= Exercise prompt =
Wherever "Quality" appears in a line, list that line.

BEGIN Records for the task

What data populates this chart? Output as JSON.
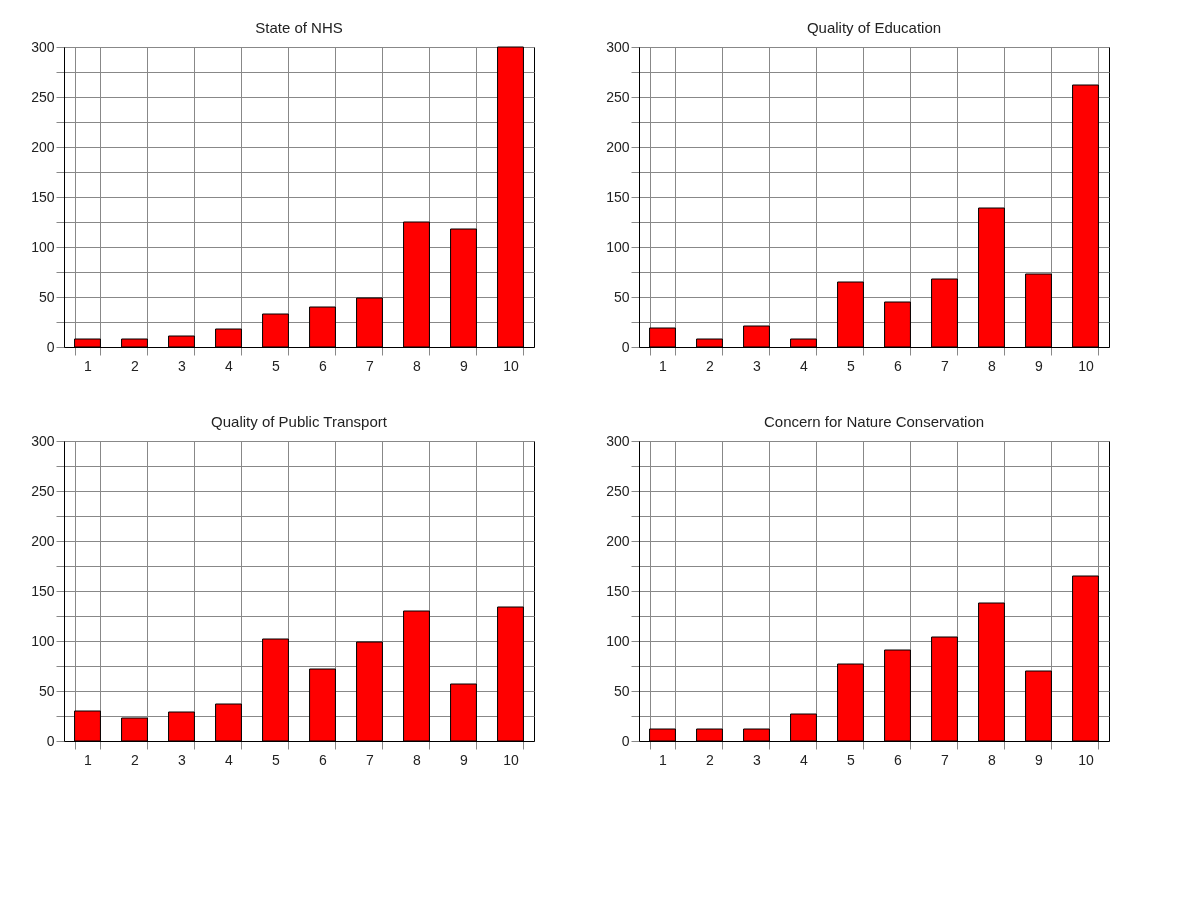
{
  "chart_data": [
    {
      "type": "bar",
      "title": "State of NHS",
      "categories": [
        "1",
        "2",
        "3",
        "4",
        "5",
        "6",
        "7",
        "8",
        "9",
        "10"
      ],
      "values": [
        8,
        8,
        11,
        18,
        33,
        40,
        49,
        125,
        118,
        300
      ],
      "color": "#ff0000",
      "ylim": [
        0,
        300
      ],
      "yticks": [
        0,
        {
          "value": 25,
          "label": null
        },
        50,
        {
          "value": 75,
          "label": null
        },
        100,
        {
          "value": 125,
          "label": null
        },
        150,
        {
          "value": 175,
          "label": null
        },
        200,
        {
          "value": 225,
          "label": null
        },
        250,
        {
          "value": 275,
          "label": null
        },
        300
      ],
      "grid": true
    },
    {
      "type": "bar",
      "title": "Quality of Education",
      "categories": [
        "1",
        "2",
        "3",
        "4",
        "5",
        "6",
        "7",
        "8",
        "9",
        "10"
      ],
      "values": [
        19,
        8,
        21,
        8,
        65,
        45,
        68,
        139,
        73,
        262
      ],
      "color": "#ff0000",
      "ylim": [
        0,
        300
      ],
      "yticks": [
        0,
        {
          "value": 25,
          "label": null
        },
        50,
        {
          "value": 75,
          "label": null
        },
        100,
        {
          "value": 125,
          "label": null
        },
        150,
        {
          "value": 175,
          "label": null
        },
        200,
        {
          "value": 225,
          "label": null
        },
        250,
        {
          "value": 275,
          "label": null
        },
        300
      ],
      "grid": true
    },
    {
      "type": "bar",
      "title": "Quality of Public Transport",
      "categories": [
        "1",
        "2",
        "3",
        "4",
        "5",
        "6",
        "7",
        "8",
        "9",
        "10"
      ],
      "values": [
        30,
        23,
        29,
        37,
        102,
        72,
        99,
        130,
        57,
        134
      ],
      "color": "#ff0000",
      "ylim": [
        0,
        300
      ],
      "yticks": [
        0,
        {
          "value": 25,
          "label": null
        },
        50,
        {
          "value": 75,
          "label": null
        },
        100,
        {
          "value": 125,
          "label": null
        },
        150,
        {
          "value": 175,
          "label": null
        },
        200,
        {
          "value": 225,
          "label": null
        },
        250,
        {
          "value": 275,
          "label": null
        },
        300
      ],
      "grid": true
    },
    {
      "type": "bar",
      "title": "Concern for Nature Conservation",
      "categories": [
        "1",
        "2",
        "3",
        "4",
        "5",
        "6",
        "7",
        "8",
        "9",
        "10"
      ],
      "values": [
        12,
        12,
        12,
        27,
        77,
        91,
        104,
        138,
        70,
        165
      ],
      "color": "#ff0000",
      "ylim": [
        0,
        300
      ],
      "yticks": [
        0,
        {
          "value": 25,
          "label": null
        },
        50,
        {
          "value": 75,
          "label": null
        },
        100,
        {
          "value": 125,
          "label": null
        },
        150,
        {
          "value": 175,
          "label": null
        },
        200,
        {
          "value": 225,
          "label": null
        },
        250,
        {
          "value": 275,
          "label": null
        },
        300
      ],
      "grid": true
    }
  ]
}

END Records for the task

= The output =
      "title": "Quality of Education",
      "title": "Quality of Public Transport",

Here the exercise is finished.